***** Items *****

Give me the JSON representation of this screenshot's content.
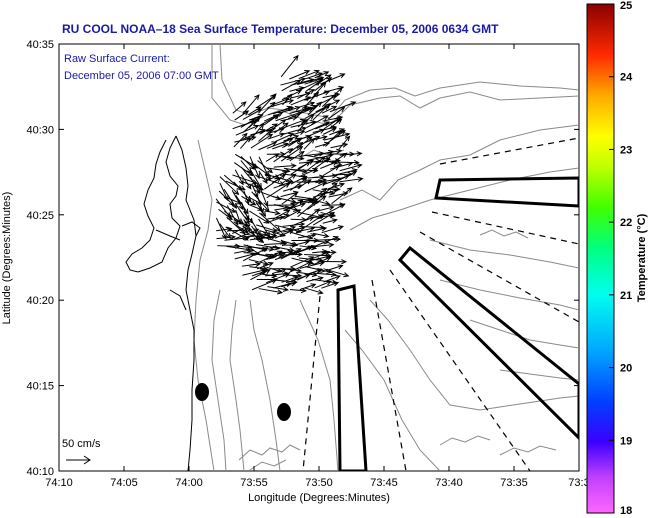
{
  "header": {
    "title": "RU COOL  NOAA–18  Sea Surface Temperature:  December 05, 2006 0634 GMT"
  },
  "annotation": {
    "line1": "Raw Surface Current:",
    "line2": "December 05, 2006 07:00 GMT"
  },
  "scale": {
    "label": "50 cm/s"
  },
  "axes": {
    "xlabel": "Longitude (Degrees:Minutes)",
    "ylabel": "Latitude (Degrees:Minutes)",
    "x_ticks": [
      "74:10",
      "74:05",
      "74:00",
      "73:55",
      "73:50",
      "73:45",
      "73:40",
      "73:35",
      "73:3"
    ],
    "y_ticks": [
      "40:35",
      "40:30",
      "40:25",
      "40:20",
      "40:15",
      "40:10"
    ]
  },
  "colorbar": {
    "label": "Temperature (°C)",
    "ticks": [
      "25",
      "24",
      "23",
      "22",
      "21",
      "20",
      "19",
      "18"
    ],
    "range": [
      18,
      25
    ]
  },
  "colors": {
    "title": "#1a1aa6",
    "annotation": "#1a1aa6",
    "contour": "#8a8a8a",
    "coast": "#000000"
  }
}
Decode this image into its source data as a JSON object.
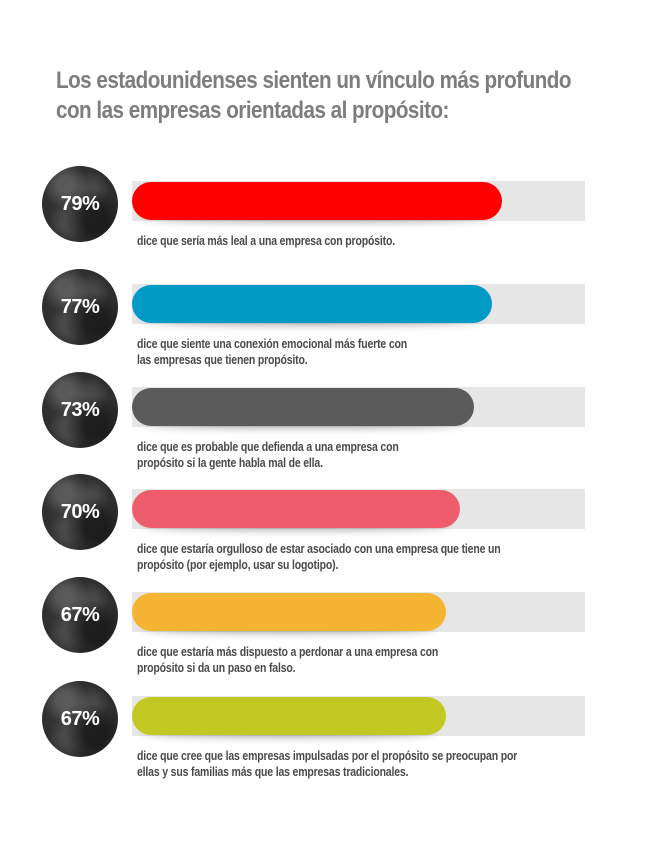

*****

__Task statement__
Omit pictures; set down the rest of the material word for word.

__In response__
Give me the JSON representation of this screenshot's content.
{
  "header": {
    "title": "RU COOL  NOAA–18  Sea Surface Temperature:  December 05, 2006 0634 GMT"
  },
  "annotation": {
    "line1": "Raw Surface Current:",
    "line2": "December 05, 2006 07:00 GMT"
  },
  "scale": {
    "label": "50 cm/s"
  },
  "axes": {
    "xlabel": "Longitude (Degrees:Minutes)",
    "ylabel": "Latitude (Degrees:Minutes)",
    "x_ticks": [
      "74:10",
      "74:05",
      "74:00",
      "73:55",
      "73:50",
      "73:45",
      "73:40",
      "73:35",
      "73:3"
    ],
    "y_ticks": [
      "40:35",
      "40:30",
      "40:25",
      "40:20",
      "40:15",
      "40:10"
    ]
  },
  "colorbar": {
    "label": "Temperature (°C)",
    "ticks": [
      "25",
      "24",
      "23",
      "22",
      "21",
      "20",
      "19",
      "18"
    ],
    "range": [
      18,
      25
    ]
  },
  "colors": {
    "title": "#1a1aa6",
    "annotation": "#1a1aa6",
    "contour": "#8a8a8a",
    "coast": "#000000"
  }
}
Decode this image into its source data as a JSON object.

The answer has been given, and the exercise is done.